*Task requirements*
The records should be repeated word for word, pictures excluded.

*Extracted material*
────────────────────

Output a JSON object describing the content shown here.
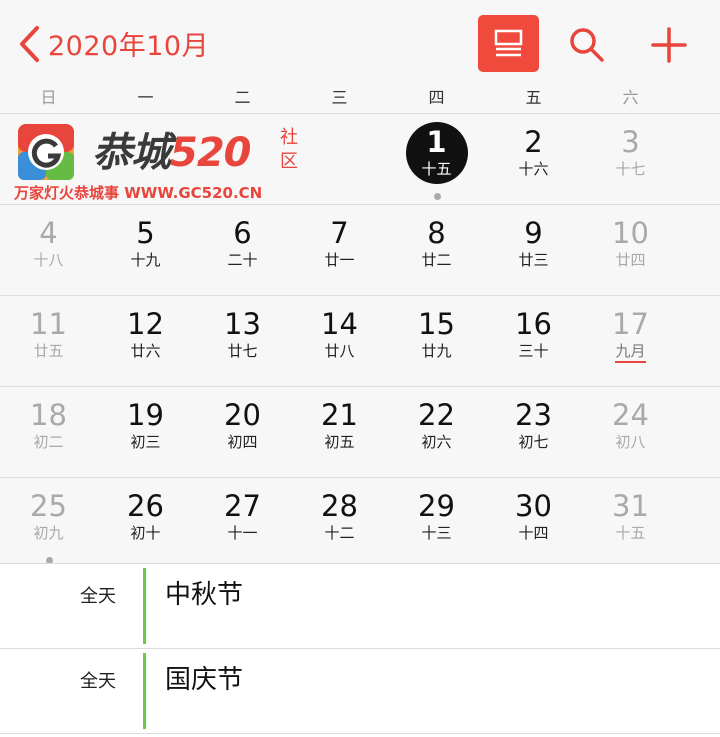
{
  "header": {
    "back_label": "2020年10月",
    "accent_color": "#e8453c",
    "icons": [
      "chevron-left-icon",
      "list-view-icon",
      "search-icon",
      "plus-icon"
    ]
  },
  "weekdays": [
    "日",
    "一",
    "二",
    "三",
    "四",
    "五",
    "六"
  ],
  "weeks": [
    [
      {
        "num": "",
        "lunar": ""
      },
      {
        "num": "",
        "lunar": ""
      },
      {
        "num": "",
        "lunar": ""
      },
      {
        "num": "",
        "lunar": ""
      },
      {
        "num": "1",
        "lunar": "十五"
      },
      {
        "num": "2",
        "lunar": "十六"
      },
      {
        "num": "3",
        "lunar": "十七"
      }
    ],
    [
      {
        "num": "4",
        "lunar": "十八"
      },
      {
        "num": "5",
        "lunar": "十九"
      },
      {
        "num": "6",
        "lunar": "二十"
      },
      {
        "num": "7",
        "lunar": "廿一"
      },
      {
        "num": "8",
        "lunar": "廿二"
      },
      {
        "num": "9",
        "lunar": "廿三"
      },
      {
        "num": "10",
        "lunar": "廿四"
      }
    ],
    [
      {
        "num": "11",
        "lunar": "廿五"
      },
      {
        "num": "12",
        "lunar": "廿六"
      },
      {
        "num": "13",
        "lunar": "廿七"
      },
      {
        "num": "14",
        "lunar": "廿八"
      },
      {
        "num": "15",
        "lunar": "廿九"
      },
      {
        "num": "16",
        "lunar": "三十"
      },
      {
        "num": "17",
        "lunar": "九月"
      }
    ],
    [
      {
        "num": "18",
        "lunar": "初二"
      },
      {
        "num": "19",
        "lunar": "初三"
      },
      {
        "num": "20",
        "lunar": "初四"
      },
      {
        "num": "21",
        "lunar": "初五"
      },
      {
        "num": "22",
        "lunar": "初六"
      },
      {
        "num": "23",
        "lunar": "初七"
      },
      {
        "num": "24",
        "lunar": "初八"
      }
    ],
    [
      {
        "num": "25",
        "lunar": "初九"
      },
      {
        "num": "26",
        "lunar": "初十"
      },
      {
        "num": "27",
        "lunar": "十一"
      },
      {
        "num": "28",
        "lunar": "十二"
      },
      {
        "num": "29",
        "lunar": "十三"
      },
      {
        "num": "30",
        "lunar": "十四"
      },
      {
        "num": "31",
        "lunar": "十五"
      }
    ]
  ],
  "events": [
    {
      "allday": "全天",
      "title": "中秋节",
      "color": "#66cc44"
    },
    {
      "allday": "全天",
      "title": "国庆节",
      "color": "#66cc44"
    }
  ],
  "watermark": {
    "name_dark": "恭城",
    "name_red": "520",
    "she": "社区",
    "url": "万家灯火恭城事 WWW.GC520.CN"
  }
}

────────────────────

*Response to this exercise*
Output a JSON object describing the content shown here.
{
  "header": {
    "back_label": "2020年10月",
    "accent_color": "#e8453c",
    "icons": [
      "chevron-left-icon",
      "list-view-icon",
      "search-icon",
      "plus-icon"
    ]
  },
  "weekdays": [
    "日",
    "一",
    "二",
    "三",
    "四",
    "五",
    "六"
  ],
  "weeks": [
    [
      {
        "num": "",
        "lunar": ""
      },
      {
        "num": "",
        "lunar": ""
      },
      {
        "num": "",
        "lunar": ""
      },
      {
        "num": "",
        "lunar": ""
      },
      {
        "num": "1",
        "lunar": "十五"
      },
      {
        "num": "2",
        "lunar": "十六"
      },
      {
        "num": "3",
        "lunar": "十七"
      }
    ],
    [
      {
        "num": "4",
        "lunar": "十八"
      },
      {
        "num": "5",
        "lunar": "十九"
      },
      {
        "num": "6",
        "lunar": "二十"
      },
      {
        "num": "7",
        "lunar": "廿一"
      },
      {
        "num": "8",
        "lunar": "廿二"
      },
      {
        "num": "9",
        "lunar": "廿三"
      },
      {
        "num": "10",
        "lunar": "廿四"
      }
    ],
    [
      {
        "num": "11",
        "lunar": "廿五"
      },
      {
        "num": "12",
        "lunar": "廿六"
      },
      {
        "num": "13",
        "lunar": "廿七"
      },
      {
        "num": "14",
        "lunar": "廿八"
      },
      {
        "num": "15",
        "lunar": "廿九"
      },
      {
        "num": "16",
        "lunar": "三十"
      },
      {
        "num": "17",
        "lunar": "九月"
      }
    ],
    [
      {
        "num": "18",
        "lunar": "初二"
      },
      {
        "num": "19",
        "lunar": "初三"
      },
      {
        "num": "20",
        "lunar": "初四"
      },
      {
        "num": "21",
        "lunar": "初五"
      },
      {
        "num": "22",
        "lunar": "初六"
      },
      {
        "num": "23",
        "lunar": "初七"
      },
      {
        "num": "24",
        "lunar": "初八"
      }
    ],
    [
      {
        "num": "25",
        "lunar": "初九"
      },
      {
        "num": "26",
        "lunar": "初十"
      },
      {
        "num": "27",
        "lunar": "十一"
      },
      {
        "num": "28",
        "lunar": "十二"
      },
      {
        "num": "29",
        "lunar": "十三"
      },
      {
        "num": "30",
        "lunar": "十四"
      },
      {
        "num": "31",
        "lunar": "十五"
      }
    ]
  ],
  "events": [
    {
      "allday": "全天",
      "title": "中秋节",
      "color": "#66cc44"
    },
    {
      "allday": "全天",
      "title": "国庆节",
      "color": "#66cc44"
    }
  ],
  "watermark": {
    "name_dark": "恭城",
    "name_red": "520",
    "she": "社区",
    "url": "万家灯火恭城事 WWW.GC520.CN"
  }
}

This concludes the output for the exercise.